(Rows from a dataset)
-=-=-=-=-
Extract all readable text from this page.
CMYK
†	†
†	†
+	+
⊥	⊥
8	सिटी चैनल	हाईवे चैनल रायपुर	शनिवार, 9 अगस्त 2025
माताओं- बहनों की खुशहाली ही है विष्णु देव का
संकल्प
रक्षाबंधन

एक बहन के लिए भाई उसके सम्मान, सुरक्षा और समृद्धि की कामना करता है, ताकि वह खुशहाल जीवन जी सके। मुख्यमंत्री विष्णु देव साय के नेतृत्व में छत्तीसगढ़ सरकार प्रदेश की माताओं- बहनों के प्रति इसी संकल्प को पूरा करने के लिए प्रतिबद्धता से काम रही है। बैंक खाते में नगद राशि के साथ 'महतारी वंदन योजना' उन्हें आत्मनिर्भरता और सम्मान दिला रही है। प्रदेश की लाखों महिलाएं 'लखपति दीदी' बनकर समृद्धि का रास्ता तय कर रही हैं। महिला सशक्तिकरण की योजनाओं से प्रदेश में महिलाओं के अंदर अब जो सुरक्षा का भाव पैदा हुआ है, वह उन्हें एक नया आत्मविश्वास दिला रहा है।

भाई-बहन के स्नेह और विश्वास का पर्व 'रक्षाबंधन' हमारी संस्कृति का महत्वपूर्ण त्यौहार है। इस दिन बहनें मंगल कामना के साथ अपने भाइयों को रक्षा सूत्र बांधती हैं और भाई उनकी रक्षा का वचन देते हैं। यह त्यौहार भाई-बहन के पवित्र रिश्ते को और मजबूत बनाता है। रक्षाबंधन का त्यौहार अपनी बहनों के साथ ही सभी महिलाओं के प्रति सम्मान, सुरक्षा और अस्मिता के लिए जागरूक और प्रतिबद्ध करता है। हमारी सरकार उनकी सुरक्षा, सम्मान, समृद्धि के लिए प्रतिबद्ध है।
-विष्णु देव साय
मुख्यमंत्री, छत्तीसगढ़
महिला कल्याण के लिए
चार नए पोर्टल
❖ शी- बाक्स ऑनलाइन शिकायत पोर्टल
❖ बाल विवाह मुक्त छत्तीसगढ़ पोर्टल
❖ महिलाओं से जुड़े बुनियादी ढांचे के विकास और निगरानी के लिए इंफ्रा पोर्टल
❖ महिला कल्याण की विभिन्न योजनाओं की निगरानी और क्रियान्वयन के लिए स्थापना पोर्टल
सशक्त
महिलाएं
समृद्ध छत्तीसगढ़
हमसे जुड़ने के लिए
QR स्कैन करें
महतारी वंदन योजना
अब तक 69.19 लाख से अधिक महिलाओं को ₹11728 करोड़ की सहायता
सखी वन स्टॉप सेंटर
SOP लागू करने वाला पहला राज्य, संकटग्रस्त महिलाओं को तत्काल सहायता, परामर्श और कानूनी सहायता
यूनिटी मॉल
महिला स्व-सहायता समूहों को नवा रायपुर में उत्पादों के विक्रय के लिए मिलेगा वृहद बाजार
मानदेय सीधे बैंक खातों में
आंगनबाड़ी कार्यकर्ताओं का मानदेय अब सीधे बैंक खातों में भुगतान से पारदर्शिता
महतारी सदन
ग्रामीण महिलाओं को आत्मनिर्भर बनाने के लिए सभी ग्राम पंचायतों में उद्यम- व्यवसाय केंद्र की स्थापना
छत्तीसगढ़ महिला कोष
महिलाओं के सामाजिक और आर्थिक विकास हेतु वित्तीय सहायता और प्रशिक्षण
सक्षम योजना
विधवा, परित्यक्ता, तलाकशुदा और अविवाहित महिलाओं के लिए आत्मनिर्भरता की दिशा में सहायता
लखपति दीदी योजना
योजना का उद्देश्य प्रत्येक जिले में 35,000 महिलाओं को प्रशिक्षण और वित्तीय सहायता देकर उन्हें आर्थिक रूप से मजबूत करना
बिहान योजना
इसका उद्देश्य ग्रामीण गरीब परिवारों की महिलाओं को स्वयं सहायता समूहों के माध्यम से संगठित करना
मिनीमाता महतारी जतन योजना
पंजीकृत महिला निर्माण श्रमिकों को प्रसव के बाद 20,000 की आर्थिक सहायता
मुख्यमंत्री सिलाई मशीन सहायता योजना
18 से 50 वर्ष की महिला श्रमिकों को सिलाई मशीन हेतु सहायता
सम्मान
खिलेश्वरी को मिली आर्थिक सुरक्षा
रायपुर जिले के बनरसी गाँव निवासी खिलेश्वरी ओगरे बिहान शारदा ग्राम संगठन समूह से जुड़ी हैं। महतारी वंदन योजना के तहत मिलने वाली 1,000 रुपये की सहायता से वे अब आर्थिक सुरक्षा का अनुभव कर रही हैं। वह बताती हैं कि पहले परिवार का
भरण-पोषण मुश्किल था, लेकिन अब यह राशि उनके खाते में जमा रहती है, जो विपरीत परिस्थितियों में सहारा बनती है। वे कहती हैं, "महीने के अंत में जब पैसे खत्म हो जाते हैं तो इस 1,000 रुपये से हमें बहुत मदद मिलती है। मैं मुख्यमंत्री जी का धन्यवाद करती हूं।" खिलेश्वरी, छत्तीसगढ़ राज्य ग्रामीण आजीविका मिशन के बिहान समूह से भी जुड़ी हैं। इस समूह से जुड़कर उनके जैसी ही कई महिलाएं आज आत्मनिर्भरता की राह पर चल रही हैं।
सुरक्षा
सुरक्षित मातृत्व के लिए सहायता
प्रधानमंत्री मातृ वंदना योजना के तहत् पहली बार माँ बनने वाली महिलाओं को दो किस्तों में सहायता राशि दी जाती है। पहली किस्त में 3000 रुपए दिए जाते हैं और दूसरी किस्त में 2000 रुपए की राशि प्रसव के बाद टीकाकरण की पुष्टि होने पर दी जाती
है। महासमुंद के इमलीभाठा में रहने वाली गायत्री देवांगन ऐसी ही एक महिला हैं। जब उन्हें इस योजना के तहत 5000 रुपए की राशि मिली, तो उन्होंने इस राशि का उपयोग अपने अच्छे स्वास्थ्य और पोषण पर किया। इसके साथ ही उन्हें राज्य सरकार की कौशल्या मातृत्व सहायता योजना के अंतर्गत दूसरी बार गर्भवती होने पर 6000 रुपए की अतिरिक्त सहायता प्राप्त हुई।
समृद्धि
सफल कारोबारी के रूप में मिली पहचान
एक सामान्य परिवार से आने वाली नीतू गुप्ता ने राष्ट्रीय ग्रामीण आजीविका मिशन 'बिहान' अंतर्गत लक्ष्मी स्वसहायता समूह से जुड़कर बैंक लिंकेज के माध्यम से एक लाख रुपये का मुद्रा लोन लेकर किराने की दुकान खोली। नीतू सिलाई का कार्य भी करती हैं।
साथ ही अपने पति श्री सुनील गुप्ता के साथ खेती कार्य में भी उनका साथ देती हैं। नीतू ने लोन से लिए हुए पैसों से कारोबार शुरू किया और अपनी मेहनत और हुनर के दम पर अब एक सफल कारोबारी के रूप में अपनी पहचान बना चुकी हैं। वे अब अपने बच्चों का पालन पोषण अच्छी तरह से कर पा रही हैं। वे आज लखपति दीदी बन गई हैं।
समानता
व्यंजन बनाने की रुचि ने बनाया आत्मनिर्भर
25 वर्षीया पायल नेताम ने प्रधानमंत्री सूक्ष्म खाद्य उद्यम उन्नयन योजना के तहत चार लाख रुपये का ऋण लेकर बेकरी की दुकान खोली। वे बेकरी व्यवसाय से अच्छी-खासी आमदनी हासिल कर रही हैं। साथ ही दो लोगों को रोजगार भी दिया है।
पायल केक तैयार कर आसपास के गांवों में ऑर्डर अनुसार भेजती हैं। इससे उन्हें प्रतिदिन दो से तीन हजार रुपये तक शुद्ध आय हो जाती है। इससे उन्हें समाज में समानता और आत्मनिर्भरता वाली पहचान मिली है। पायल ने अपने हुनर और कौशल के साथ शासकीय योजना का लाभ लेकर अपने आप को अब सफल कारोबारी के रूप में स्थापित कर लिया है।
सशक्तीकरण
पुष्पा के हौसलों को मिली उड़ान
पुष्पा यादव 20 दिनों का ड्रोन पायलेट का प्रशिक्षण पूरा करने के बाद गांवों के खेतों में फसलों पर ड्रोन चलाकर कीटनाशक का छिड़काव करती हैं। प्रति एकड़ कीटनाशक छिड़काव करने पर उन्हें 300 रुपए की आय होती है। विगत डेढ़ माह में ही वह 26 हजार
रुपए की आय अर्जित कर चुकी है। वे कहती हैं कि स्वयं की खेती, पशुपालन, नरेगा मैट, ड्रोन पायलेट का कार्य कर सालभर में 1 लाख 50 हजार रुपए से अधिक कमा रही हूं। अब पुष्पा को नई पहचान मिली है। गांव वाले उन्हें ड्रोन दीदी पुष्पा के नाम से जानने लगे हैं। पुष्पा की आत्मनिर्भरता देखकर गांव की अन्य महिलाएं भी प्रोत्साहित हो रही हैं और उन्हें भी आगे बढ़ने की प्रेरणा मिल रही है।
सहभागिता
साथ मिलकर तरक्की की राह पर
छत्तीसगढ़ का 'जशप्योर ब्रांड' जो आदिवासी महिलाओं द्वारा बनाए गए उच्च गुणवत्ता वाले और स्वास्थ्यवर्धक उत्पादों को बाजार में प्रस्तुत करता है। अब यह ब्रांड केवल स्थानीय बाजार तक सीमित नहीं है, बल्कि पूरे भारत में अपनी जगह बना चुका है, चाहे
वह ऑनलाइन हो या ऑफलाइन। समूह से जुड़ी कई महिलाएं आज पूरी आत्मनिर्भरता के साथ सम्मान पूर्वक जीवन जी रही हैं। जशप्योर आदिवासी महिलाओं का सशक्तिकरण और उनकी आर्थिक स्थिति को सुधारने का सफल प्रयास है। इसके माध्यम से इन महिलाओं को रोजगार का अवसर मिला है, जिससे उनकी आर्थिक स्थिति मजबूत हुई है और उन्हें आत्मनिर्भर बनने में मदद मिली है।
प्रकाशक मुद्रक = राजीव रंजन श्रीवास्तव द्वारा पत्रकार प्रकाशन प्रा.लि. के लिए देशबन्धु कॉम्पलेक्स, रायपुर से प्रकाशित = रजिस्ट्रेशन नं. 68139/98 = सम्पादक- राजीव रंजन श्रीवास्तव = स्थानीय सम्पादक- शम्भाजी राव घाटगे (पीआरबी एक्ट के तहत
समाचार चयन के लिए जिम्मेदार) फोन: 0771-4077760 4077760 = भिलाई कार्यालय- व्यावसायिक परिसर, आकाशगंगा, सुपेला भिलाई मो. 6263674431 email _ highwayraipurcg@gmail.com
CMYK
-=-=-=-=-
> _SHORT TASK_
Tally the lines in these entries that have the string "लखपत" in them, then answer with the count and nothing else.

> _ANSWER TO THE EXERCISE_
3